§ Rows:
++++
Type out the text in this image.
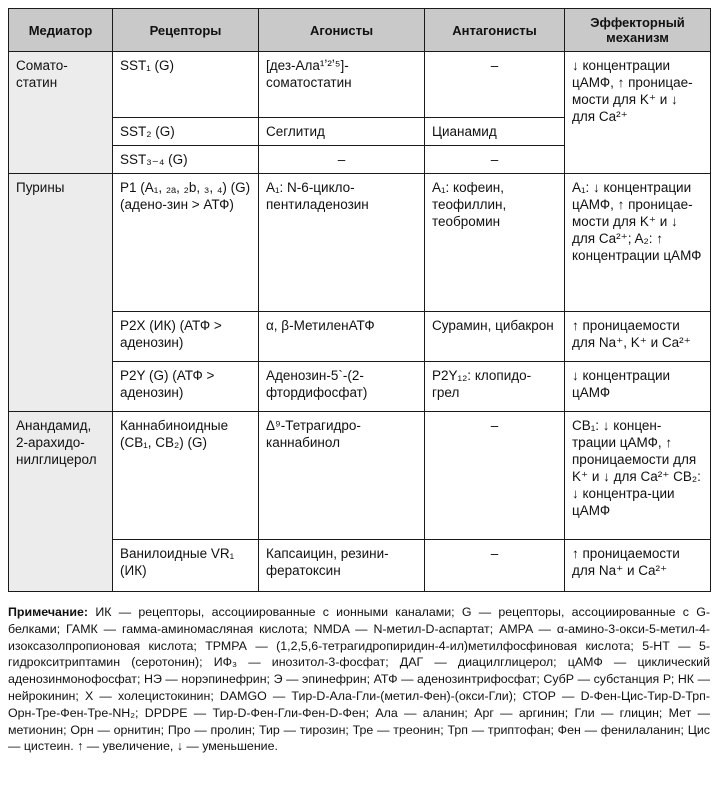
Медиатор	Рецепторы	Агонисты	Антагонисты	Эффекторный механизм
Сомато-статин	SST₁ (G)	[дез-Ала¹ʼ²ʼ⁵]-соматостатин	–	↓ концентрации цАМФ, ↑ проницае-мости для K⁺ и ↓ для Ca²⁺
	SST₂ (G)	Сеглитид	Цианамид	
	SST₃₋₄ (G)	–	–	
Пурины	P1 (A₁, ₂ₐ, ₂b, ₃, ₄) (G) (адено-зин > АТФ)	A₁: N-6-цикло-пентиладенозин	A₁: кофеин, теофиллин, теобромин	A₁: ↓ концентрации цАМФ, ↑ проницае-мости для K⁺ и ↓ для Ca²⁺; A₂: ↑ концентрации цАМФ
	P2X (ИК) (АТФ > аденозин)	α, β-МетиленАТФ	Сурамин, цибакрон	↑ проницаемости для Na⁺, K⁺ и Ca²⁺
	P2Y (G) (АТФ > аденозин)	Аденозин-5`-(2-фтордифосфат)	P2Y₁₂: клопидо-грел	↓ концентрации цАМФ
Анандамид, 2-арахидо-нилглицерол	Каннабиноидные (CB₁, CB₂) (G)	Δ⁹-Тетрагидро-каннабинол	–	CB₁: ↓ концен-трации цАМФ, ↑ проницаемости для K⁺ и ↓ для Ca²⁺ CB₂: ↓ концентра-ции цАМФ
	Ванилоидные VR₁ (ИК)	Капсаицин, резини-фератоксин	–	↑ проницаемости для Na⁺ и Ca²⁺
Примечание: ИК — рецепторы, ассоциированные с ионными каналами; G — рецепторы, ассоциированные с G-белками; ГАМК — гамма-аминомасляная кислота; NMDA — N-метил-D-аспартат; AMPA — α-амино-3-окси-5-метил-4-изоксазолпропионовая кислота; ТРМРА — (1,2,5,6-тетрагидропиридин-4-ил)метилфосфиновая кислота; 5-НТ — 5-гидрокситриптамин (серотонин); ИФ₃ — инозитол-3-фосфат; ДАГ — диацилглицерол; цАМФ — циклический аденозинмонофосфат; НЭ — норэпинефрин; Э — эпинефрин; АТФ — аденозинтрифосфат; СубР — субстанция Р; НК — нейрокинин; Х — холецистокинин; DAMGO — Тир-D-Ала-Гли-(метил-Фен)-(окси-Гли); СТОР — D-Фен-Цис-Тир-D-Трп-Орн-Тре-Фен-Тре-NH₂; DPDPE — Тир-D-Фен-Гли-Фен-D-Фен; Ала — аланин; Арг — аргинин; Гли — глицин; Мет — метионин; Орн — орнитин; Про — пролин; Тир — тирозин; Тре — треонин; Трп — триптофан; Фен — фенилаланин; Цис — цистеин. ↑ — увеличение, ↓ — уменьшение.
++++
§ Exercise:
Send back the data above word for word, with the pictures left out.

§ Final result:
Type out the text in this image.
Медиатор	Рецепторы	Агонисты	Антагонисты	Эффекторный механизм
Сомато-статин	SST₁ (G)	[дез-Ала¹ʼ²ʼ⁵]-соматостатин	–	↓ концентрации цАМФ, ↑ проницае-мости для K⁺ и ↓ для Ca²⁺
	SST₂ (G)	Сеглитид	Цианамид	
	SST₃₋₄ (G)	–	–	
Пурины	P1 (A₁, ₂ₐ, ₂b, ₃, ₄) (G) (адено-зин > АТФ)	A₁: N-6-цикло-пентиладенозин	A₁: кофеин, теофиллин, теобромин	A₁: ↓ концентрации цАМФ, ↑ проницае-мости для K⁺ и ↓ для Ca²⁺; A₂: ↑ концентрации цАМФ
	P2X (ИК) (АТФ > аденозин)	α, β-МетиленАТФ	Сурамин, цибакрон	↑ проницаемости для Na⁺, K⁺ и Ca²⁺
	P2Y (G) (АТФ > аденозин)	Аденозин-5`-(2-фтордифосфат)	P2Y₁₂: клопидо-грел	↓ концентрации цАМФ
Анандамид, 2-арахидо-нилглицерол	Каннабиноидные (CB₁, CB₂) (G)	Δ⁹-Тетрагидро-каннабинол	–	CB₁: ↓ концен-трации цАМФ, ↑ проницаемости для K⁺ и ↓ для Ca²⁺ CB₂: ↓ концентра-ции цАМФ
	Ванилоидные VR₁ (ИК)	Капсаицин, резини-фератоксин	–	↑ проницаемости для Na⁺ и Ca²⁺
Примечание: ИК — рецепторы, ассоциированные с ионными каналами; G — рецепторы, ассоциированные с G-белками; ГАМК — гамма-аминомасляная кислота; NMDA — N-метил-D-аспартат; AMPA — α-амино-3-окси-5-метил-4-изоксазолпропионовая кислота; ТРМРА — (1,2,5,6-тетрагидропиридин-4-ил)метилфосфиновая кислота; 5-НТ — 5-гидрокситриптамин (серотонин); ИФ₃ — инозитол-3-фосфат; ДАГ — диацилглицерол; цАМФ — циклический аденозинмонофосфат; НЭ — норэпинефрин; Э — эпинефрин; АТФ — аденозинтрифосфат; СубР — субстанция Р; НК — нейрокинин; Х — холецистокинин; DAMGO — Тир-D-Ала-Гли-(метил-Фен)-(окси-Гли); СТОР — D-Фен-Цис-Тир-D-Трп-Орн-Тре-Фен-Тре-NH₂; DPDPE — Тир-D-Фен-Гли-Фен-D-Фен; Ала — аланин; Арг — аргинин; Гли — глицин; Мет — метионин; Орн — орнитин; Про — пролин; Тир — тирозин; Тре — треонин; Трп — триптофан; Фен — фенилаланин; Цис — цистеин. ↑ — увеличение, ↓ — уменьшение.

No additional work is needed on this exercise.